Excerpted records:

-----

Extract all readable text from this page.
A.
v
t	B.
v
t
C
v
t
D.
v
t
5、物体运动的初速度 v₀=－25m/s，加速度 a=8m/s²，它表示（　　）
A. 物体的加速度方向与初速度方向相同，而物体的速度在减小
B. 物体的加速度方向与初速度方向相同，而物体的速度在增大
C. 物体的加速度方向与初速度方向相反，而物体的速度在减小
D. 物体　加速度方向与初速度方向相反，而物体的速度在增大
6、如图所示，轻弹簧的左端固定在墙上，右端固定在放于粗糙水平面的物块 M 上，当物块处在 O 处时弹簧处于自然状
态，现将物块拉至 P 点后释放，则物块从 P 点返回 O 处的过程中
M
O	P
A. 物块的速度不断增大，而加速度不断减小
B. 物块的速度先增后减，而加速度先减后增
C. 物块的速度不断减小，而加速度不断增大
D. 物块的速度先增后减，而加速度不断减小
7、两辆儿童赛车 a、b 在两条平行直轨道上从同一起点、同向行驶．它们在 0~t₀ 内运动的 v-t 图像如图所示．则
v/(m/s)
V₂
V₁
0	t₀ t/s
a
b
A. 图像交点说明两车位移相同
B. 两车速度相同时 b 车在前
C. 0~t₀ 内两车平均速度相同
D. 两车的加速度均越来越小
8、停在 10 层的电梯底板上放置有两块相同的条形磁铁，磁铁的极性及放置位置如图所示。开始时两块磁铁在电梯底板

-----

Problem details: Write out the full listing, keeping every line exactly as it is.

Exercise result:
Extract all readable text from this page.
A.
v
t	B.
v
t
C
v
t
D.
v
t
5、物体运动的初速度 v₀=－25m/s，加速度 a=8m/s²，它表示（　　）
A. 物体的加速度方向与初速度方向相同，而物体的速度在减小
B. 物体的加速度方向与初速度方向相同，而物体的速度在增大
C. 物体的加速度方向与初速度方向相反，而物体的速度在减小
D. 物体　加速度方向与初速度方向相反，而物体的速度在增大
6、如图所示，轻弹簧的左端固定在墙上，右端固定在放于粗糙水平面的物块 M 上，当物块处在 O 处时弹簧处于自然状
态，现将物块拉至 P 点后释放，则物块从 P 点返回 O 处的过程中
M
O	P
A. 物块的速度不断增大，而加速度不断减小
B. 物块的速度先增后减，而加速度先减后增
C. 物块的速度不断减小，而加速度不断增大
D. 物块的速度先增后减，而加速度不断减小
7、两辆儿童赛车 a、b 在两条平行直轨道上从同一起点、同向行驶．它们在 0~t₀ 内运动的 v-t 图像如图所示．则
v/(m/s)
V₂
V₁
0	t₀ t/s
a
b
A. 图像交点说明两车位移相同
B. 两车速度相同时 b 车在前
C. 0~t₀ 内两车平均速度相同
D. 两车的加速度均越来越小
8、停在 10 层的电梯底板上放置有两块相同的条形磁铁，磁铁的极性及放置位置如图所示。开始时两块磁铁在电梯底板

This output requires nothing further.